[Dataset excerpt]
════════════════

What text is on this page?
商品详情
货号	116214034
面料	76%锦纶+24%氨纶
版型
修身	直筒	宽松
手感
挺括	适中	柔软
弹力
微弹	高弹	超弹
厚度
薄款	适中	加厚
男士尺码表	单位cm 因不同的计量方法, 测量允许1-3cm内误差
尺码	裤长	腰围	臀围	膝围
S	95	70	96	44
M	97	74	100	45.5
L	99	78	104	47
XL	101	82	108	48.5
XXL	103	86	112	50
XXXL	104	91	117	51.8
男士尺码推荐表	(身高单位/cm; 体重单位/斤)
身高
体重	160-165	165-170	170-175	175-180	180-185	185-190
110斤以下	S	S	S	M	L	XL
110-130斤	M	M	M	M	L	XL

════════════════

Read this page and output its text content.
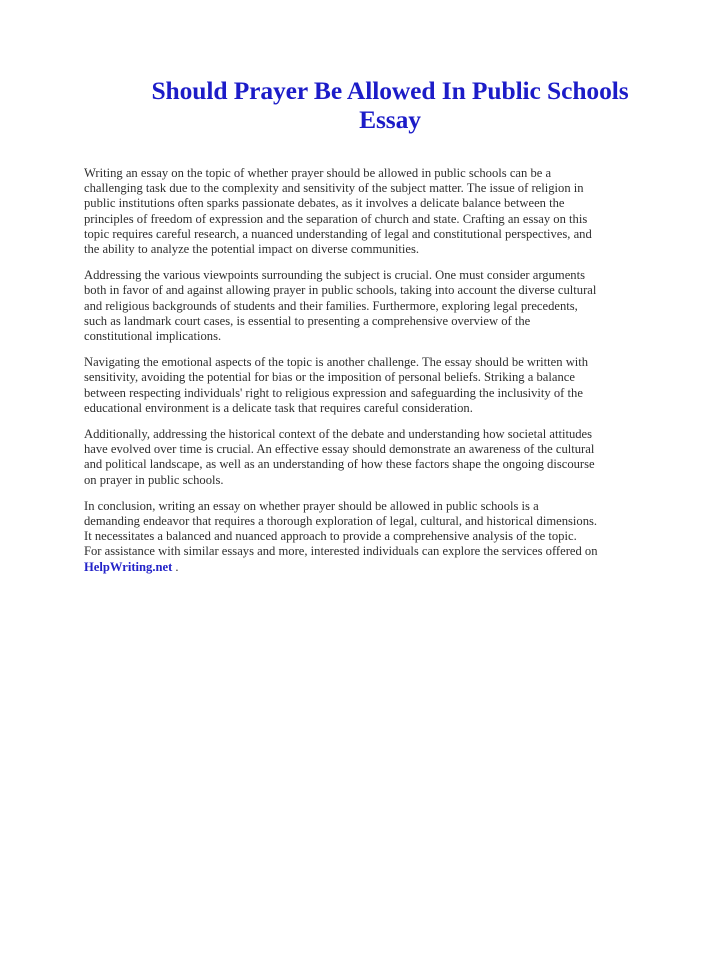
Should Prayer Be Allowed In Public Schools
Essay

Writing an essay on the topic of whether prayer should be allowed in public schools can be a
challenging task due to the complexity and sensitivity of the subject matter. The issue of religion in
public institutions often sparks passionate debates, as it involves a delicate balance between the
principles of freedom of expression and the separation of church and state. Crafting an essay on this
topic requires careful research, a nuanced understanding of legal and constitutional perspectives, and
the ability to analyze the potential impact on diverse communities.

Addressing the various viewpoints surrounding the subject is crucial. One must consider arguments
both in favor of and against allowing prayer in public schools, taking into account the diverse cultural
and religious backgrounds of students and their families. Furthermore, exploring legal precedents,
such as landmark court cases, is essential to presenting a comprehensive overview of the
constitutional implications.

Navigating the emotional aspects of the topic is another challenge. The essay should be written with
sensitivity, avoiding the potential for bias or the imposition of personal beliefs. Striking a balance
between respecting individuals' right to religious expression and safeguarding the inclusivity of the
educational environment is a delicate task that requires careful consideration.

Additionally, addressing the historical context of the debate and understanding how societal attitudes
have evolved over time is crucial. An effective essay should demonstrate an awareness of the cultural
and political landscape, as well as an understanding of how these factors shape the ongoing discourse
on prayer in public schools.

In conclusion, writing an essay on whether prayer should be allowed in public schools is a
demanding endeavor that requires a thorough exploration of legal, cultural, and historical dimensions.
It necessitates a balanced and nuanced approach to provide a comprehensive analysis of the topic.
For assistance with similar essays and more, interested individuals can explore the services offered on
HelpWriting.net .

════════════════

> _AIM_: Select every line where the word "crucial" occurs.

> _FINAL RESULT_:
Addressing the various viewpoints surrounding the subject is crucial. One must consider arguments
have evolved over time is crucial. An effective essay should demonstrate an awareness of the cultural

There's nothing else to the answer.